**WORK TO DO**
Write out the records below word for word, please.

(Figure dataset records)
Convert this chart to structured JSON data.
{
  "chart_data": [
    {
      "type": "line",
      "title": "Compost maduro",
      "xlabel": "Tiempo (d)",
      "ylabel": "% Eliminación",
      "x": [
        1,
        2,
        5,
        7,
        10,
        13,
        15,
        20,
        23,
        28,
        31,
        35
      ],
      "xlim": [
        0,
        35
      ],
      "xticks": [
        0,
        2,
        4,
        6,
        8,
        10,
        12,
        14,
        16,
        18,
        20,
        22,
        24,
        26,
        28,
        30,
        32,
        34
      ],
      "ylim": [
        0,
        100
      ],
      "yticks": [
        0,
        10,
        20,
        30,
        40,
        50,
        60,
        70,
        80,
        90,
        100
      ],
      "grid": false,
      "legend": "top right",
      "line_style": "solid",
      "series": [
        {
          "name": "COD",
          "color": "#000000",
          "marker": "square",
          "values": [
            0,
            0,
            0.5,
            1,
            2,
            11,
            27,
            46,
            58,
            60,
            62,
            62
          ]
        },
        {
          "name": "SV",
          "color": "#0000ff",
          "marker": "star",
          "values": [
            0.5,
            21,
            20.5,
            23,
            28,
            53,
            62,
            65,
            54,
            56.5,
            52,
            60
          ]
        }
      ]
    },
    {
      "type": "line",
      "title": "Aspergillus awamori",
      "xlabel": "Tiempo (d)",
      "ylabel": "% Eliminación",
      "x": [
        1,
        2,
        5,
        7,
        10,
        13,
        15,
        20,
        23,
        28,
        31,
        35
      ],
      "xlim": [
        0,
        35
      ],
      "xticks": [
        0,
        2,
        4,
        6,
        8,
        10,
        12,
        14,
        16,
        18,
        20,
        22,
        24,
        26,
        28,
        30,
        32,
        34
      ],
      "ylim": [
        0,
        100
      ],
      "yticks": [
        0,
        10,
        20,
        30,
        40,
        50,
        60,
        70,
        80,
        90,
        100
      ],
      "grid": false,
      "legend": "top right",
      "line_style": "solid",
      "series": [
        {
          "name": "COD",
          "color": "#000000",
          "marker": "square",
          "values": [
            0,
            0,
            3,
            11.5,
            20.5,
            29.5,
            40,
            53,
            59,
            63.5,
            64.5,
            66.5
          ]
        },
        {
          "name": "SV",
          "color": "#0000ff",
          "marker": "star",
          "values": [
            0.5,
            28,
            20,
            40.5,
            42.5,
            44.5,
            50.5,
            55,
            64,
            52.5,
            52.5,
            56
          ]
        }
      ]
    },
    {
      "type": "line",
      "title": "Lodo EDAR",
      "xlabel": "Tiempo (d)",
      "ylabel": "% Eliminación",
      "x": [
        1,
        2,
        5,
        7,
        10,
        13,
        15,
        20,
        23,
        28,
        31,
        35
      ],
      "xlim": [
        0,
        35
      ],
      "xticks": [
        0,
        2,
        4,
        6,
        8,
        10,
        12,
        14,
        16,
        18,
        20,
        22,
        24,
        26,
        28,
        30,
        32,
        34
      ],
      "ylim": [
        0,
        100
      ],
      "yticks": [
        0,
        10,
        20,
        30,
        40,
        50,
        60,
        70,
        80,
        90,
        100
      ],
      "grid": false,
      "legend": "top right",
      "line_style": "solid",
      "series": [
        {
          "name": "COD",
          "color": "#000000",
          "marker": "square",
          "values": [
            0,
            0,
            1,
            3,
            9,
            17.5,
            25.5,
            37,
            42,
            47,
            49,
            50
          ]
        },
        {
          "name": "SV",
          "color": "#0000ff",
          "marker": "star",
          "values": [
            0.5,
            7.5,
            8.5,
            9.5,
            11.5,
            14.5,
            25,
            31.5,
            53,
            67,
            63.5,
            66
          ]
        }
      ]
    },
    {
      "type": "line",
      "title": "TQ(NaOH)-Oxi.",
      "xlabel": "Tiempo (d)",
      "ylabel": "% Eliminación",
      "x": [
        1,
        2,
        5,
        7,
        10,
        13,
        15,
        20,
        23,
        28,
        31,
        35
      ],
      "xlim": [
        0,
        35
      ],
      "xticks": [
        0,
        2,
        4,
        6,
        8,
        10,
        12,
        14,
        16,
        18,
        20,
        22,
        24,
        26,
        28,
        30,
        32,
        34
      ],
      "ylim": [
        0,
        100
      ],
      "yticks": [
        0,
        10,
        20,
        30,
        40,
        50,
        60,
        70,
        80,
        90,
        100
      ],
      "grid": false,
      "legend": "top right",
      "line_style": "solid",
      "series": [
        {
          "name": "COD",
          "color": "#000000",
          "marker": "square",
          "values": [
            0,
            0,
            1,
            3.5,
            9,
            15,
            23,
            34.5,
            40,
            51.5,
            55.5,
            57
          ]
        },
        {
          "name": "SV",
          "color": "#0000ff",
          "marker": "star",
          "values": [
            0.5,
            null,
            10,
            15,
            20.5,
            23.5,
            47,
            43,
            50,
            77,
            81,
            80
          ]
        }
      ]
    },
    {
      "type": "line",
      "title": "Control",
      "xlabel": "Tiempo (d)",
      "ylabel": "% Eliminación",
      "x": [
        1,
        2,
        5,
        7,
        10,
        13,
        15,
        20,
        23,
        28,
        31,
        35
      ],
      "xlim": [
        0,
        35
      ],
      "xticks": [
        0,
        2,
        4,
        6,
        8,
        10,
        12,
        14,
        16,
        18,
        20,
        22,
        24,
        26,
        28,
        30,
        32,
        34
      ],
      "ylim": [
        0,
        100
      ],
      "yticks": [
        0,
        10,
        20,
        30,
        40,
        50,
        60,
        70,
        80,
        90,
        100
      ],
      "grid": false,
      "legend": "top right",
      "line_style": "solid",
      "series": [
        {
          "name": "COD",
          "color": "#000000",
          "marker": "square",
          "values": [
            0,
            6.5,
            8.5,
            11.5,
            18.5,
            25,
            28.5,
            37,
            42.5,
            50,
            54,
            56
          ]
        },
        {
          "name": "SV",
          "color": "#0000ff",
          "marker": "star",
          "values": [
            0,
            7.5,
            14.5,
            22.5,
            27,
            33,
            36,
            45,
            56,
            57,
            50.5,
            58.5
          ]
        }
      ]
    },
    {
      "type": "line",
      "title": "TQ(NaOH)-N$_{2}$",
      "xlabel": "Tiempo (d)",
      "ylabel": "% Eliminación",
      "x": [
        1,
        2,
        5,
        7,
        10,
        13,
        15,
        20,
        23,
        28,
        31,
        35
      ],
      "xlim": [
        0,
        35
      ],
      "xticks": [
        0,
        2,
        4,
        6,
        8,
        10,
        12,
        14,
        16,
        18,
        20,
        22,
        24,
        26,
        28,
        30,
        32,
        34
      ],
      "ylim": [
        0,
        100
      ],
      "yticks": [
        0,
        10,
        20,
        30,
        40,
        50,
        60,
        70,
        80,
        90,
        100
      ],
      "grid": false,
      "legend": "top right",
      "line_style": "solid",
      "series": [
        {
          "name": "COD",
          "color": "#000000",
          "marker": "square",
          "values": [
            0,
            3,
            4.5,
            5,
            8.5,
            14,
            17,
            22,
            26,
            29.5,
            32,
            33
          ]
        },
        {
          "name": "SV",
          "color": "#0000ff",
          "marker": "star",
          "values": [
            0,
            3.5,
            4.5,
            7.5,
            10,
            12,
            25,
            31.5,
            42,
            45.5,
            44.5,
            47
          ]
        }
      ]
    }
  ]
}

**RESULT**
Convert this chart to structured JSON data.
{
  "chart_data": [
    {
      "type": "line",
      "title": "Compost maduro",
      "xlabel": "Tiempo (d)",
      "ylabel": "% Eliminación",
      "x": [
        1,
        2,
        5,
        7,
        10,
        13,
        15,
        20,
        23,
        28,
        31,
        35
      ],
      "xlim": [
        0,
        35
      ],
      "xticks": [
        0,
        2,
        4,
        6,
        8,
        10,
        12,
        14,
        16,
        18,
        20,
        22,
        24,
        26,
        28,
        30,
        32,
        34
      ],
      "ylim": [
        0,
        100
      ],
      "yticks": [
        0,
        10,
        20,
        30,
        40,
        50,
        60,
        70,
        80,
        90,
        100
      ],
      "grid": false,
      "legend": "top right",
      "line_style": "solid",
      "series": [
        {
          "name": "COD",
          "color": "#000000",
          "marker": "square",
          "values": [
            0,
            0,
            0.5,
            1,
            2,
            11,
            27,
            46,
            58,
            60,
            62,
            62
          ]
        },
        {
          "name": "SV",
          "color": "#0000ff",
          "marker": "star",
          "values": [
            0.5,
            21,
            20.5,
            23,
            28,
            53,
            62,
            65,
            54,
            56.5,
            52,
            60
          ]
        }
      ]
    },
    {
      "type": "line",
      "title": "Aspergillus awamori",
      "xlabel": "Tiempo (d)",
      "ylabel": "% Eliminación",
      "x": [
        1,
        2,
        5,
        7,
        10,
        13,
        15,
        20,
        23,
        28,
        31,
        35
      ],
      "xlim": [
        0,
        35
      ],
      "xticks": [
        0,
        2,
        4,
        6,
        8,
        10,
        12,
        14,
        16,
        18,
        20,
        22,
        24,
        26,
        28,
        30,
        32,
        34
      ],
      "ylim": [
        0,
        100
      ],
      "yticks": [
        0,
        10,
        20,
        30,
        40,
        50,
        60,
        70,
        80,
        90,
        100
      ],
      "grid": false,
      "legend": "top right",
      "line_style": "solid",
      "series": [
        {
          "name": "COD",
          "color": "#000000",
          "marker": "square",
          "values": [
            0,
            0,
            3,
            11.5,
            20.5,
            29.5,
            40,
            53,
            59,
            63.5,
            64.5,
            66.5
          ]
        },
        {
          "name": "SV",
          "color": "#0000ff",
          "marker": "star",
          "values": [
            0.5,
            28,
            20,
            40.5,
            42.5,
            44.5,
            50.5,
            55,
            64,
            52.5,
            52.5,
            56
          ]
        }
      ]
    },
    {
      "type": "line",
      "title": "Lodo EDAR",
      "xlabel": "Tiempo (d)",
      "ylabel": "% Eliminación",
      "x": [
        1,
        2,
        5,
        7,
        10,
        13,
        15,
        20,
        23,
        28,
        31,
        35
      ],
      "xlim": [
        0,
        35
      ],
      "xticks": [
        0,
        2,
        4,
        6,
        8,
        10,
        12,
        14,
        16,
        18,
        20,
        22,
        24,
        26,
        28,
        30,
        32,
        34
      ],
      "ylim": [
        0,
        100
      ],
      "yticks": [
        0,
        10,
        20,
        30,
        40,
        50,
        60,
        70,
        80,
        90,
        100
      ],
      "grid": false,
      "legend": "top right",
      "line_style": "solid",
      "series": [
        {
          "name": "COD",
          "color": "#000000",
          "marker": "square",
          "values": [
            0,
            0,
            1,
            3,
            9,
            17.5,
            25.5,
            37,
            42,
            47,
            49,
            50
          ]
        },
        {
          "name": "SV",
          "color": "#0000ff",
          "marker": "star",
          "values": [
            0.5,
            7.5,
            8.5,
            9.5,
            11.5,
            14.5,
            25,
            31.5,
            53,
            67,
            63.5,
            66
          ]
        }
      ]
    },
    {
      "type": "line",
      "title": "TQ(NaOH)-Oxi.",
      "xlabel": "Tiempo (d)",
      "ylabel": "% Eliminación",
      "x": [
        1,
        2,
        5,
        7,
        10,
        13,
        15,
        20,
        23,
        28,
        31,
        35
      ],
      "xlim": [
        0,
        35
      ],
      "xticks": [
        0,
        2,
        4,
        6,
        8,
        10,
        12,
        14,
        16,
        18,
        20,
        22,
        24,
        26,
        28,
        30,
        32,
        34
      ],
      "ylim": [
        0,
        100
      ],
      "yticks": [
        0,
        10,
        20,
        30,
        40,
        50,
        60,
        70,
        80,
        90,
        100
      ],
      "grid": false,
      "legend": "top right",
      "line_style": "solid",
      "series": [
        {
          "name": "COD",
          "color": "#000000",
          "marker": "square",
          "values": [
            0,
            0,
            1,
            3.5,
            9,
            15,
            23,
            34.5,
            40,
            51.5,
            55.5,
            57
          ]
        },
        {
          "name": "SV",
          "color": "#0000ff",
          "marker": "star",
          "values": [
            0.5,
            null,
            10,
            15,
            20.5,
            23.5,
            47,
            43,
            50,
            77,
            81,
            80
          ]
        }
      ]
    },
    {
      "type": "line",
      "title": "Control",
      "xlabel": "Tiempo (d)",
      "ylabel": "% Eliminación",
      "x": [
        1,
        2,
        5,
        7,
        10,
        13,
        15,
        20,
        23,
        28,
        31,
        35
      ],
      "xlim": [
        0,
        35
      ],
      "xticks": [
        0,
        2,
        4,
        6,
        8,
        10,
        12,
        14,
        16,
        18,
        20,
        22,
        24,
        26,
        28,
        30,
        32,
        34
      ],
      "ylim": [
        0,
        100
      ],
      "yticks": [
        0,
        10,
        20,
        30,
        40,
        50,
        60,
        70,
        80,
        90,
        100
      ],
      "grid": false,
      "legend": "top right",
      "line_style": "solid",
      "series": [
        {
          "name": "COD",
          "color": "#000000",
          "marker": "square",
          "values": [
            0,
            6.5,
            8.5,
            11.5,
            18.5,
            25,
            28.5,
            37,
            42.5,
            50,
            54,
            56
          ]
        },
        {
          "name": "SV",
          "color": "#0000ff",
          "marker": "star",
          "values": [
            0,
            7.5,
            14.5,
            22.5,
            27,
            33,
            36,
            45,
            56,
            57,
            50.5,
            58.5
          ]
        }
      ]
    },
    {
      "type": "line",
      "title": "TQ(NaOH)-N$_{2}$",
      "xlabel": "Tiempo (d)",
      "ylabel": "% Eliminación",
      "x": [
        1,
        2,
        5,
        7,
        10,
        13,
        15,
        20,
        23,
        28,
        31,
        35
      ],
      "xlim": [
        0,
        35
      ],
      "xticks": [
        0,
        2,
        4,
        6,
        8,
        10,
        12,
        14,
        16,
        18,
        20,
        22,
        24,
        26,
        28,
        30,
        32,
        34
      ],
      "ylim": [
        0,
        100
      ],
      "yticks": [
        0,
        10,
        20,
        30,
        40,
        50,
        60,
        70,
        80,
        90,
        100
      ],
      "grid": false,
      "legend": "top right",
      "line_style": "solid",
      "series": [
        {
          "name": "COD",
          "color": "#000000",
          "marker": "square",
          "values": [
            0,
            3,
            4.5,
            5,
            8.5,
            14,
            17,
            22,
            26,
            29.5,
            32,
            33
          ]
        },
        {
          "name": "SV",
          "color": "#0000ff",
          "marker": "star",
          "values": [
            0,
            3.5,
            4.5,
            7.5,
            10,
            12,
            25,
            31.5,
            42,
            45.5,
            44.5,
            47
          ]
        }
      ]
    }
  ]
}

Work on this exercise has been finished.